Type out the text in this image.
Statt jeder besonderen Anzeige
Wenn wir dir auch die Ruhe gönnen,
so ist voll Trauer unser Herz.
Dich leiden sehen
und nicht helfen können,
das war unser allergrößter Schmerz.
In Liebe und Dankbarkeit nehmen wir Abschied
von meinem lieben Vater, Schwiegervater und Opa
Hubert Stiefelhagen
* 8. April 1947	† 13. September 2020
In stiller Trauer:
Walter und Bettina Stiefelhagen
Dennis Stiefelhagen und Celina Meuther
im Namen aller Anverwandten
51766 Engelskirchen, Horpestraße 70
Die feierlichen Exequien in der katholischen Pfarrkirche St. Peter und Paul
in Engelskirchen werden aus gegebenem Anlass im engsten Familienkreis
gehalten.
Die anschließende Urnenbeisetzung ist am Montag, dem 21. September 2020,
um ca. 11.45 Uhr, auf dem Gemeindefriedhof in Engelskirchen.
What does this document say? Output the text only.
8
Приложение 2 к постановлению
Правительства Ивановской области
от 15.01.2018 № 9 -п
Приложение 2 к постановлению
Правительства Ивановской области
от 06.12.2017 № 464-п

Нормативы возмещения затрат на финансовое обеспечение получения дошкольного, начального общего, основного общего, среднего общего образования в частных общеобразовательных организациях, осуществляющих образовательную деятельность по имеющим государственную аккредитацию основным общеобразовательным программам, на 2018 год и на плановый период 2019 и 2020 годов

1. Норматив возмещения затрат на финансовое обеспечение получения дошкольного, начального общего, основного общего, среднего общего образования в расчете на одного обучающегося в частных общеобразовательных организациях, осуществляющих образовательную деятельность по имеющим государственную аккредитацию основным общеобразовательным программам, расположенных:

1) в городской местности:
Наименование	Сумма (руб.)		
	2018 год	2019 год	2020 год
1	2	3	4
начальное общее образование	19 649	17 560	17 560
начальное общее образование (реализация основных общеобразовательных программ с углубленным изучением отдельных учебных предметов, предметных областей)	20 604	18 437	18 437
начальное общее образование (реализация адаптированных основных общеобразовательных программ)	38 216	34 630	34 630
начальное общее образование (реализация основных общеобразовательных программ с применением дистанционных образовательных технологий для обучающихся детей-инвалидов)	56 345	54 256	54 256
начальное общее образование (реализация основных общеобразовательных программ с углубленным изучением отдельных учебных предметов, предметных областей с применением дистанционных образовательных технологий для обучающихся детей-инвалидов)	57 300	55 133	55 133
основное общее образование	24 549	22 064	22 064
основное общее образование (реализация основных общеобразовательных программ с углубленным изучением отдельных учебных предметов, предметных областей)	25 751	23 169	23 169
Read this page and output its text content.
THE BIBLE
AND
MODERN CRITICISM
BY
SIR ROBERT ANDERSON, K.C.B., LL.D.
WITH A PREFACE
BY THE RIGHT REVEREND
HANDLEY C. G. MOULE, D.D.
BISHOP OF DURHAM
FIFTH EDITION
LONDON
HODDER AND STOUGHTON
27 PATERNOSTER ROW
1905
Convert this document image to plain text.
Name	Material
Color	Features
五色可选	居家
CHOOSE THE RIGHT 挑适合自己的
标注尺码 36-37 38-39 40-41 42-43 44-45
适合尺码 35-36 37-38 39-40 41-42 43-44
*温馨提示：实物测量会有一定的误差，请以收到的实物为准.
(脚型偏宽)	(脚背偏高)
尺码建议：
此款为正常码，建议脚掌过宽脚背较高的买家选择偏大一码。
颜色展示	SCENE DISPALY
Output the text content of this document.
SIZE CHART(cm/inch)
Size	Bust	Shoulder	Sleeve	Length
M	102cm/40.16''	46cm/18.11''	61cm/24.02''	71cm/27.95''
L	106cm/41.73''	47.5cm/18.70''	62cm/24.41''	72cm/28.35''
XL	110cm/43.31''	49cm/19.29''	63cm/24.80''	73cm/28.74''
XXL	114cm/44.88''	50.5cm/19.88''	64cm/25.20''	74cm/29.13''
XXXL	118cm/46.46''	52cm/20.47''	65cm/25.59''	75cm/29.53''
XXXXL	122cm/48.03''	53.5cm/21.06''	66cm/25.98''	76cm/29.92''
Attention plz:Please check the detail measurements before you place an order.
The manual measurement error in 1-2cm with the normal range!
::::
Exercise description
Copy only the stretch running from the line containing "Output the text content of this document." to the final line of the entries, both ends included, exactly as it stands.

Response for this exercise
Output the text content of this document.
SIZE CHART(cm/inch)
Size	Bust	Shoulder	Sleeve	Length
M	102cm/40.16''	46cm/18.11''	61cm/24.02''	71cm/27.95''
L	106cm/41.73''	47.5cm/18.70''	62cm/24.41''	72cm/28.35''
XL	110cm/43.31''	49cm/19.29''	63cm/24.80''	73cm/28.74''
XXL	114cm/44.88''	50.5cm/19.88''	64cm/25.20''	74cm/29.13''
XXXL	118cm/46.46''	52cm/20.47''	65cm/25.59''	75cm/29.53''
XXXXL	122cm/48.03''	53.5cm/21.06''	66cm/25.98''	76cm/29.92''
Attention plz:Please check the detail measurements before you place an order.
The manual measurement error in 1-2cm with the normal range!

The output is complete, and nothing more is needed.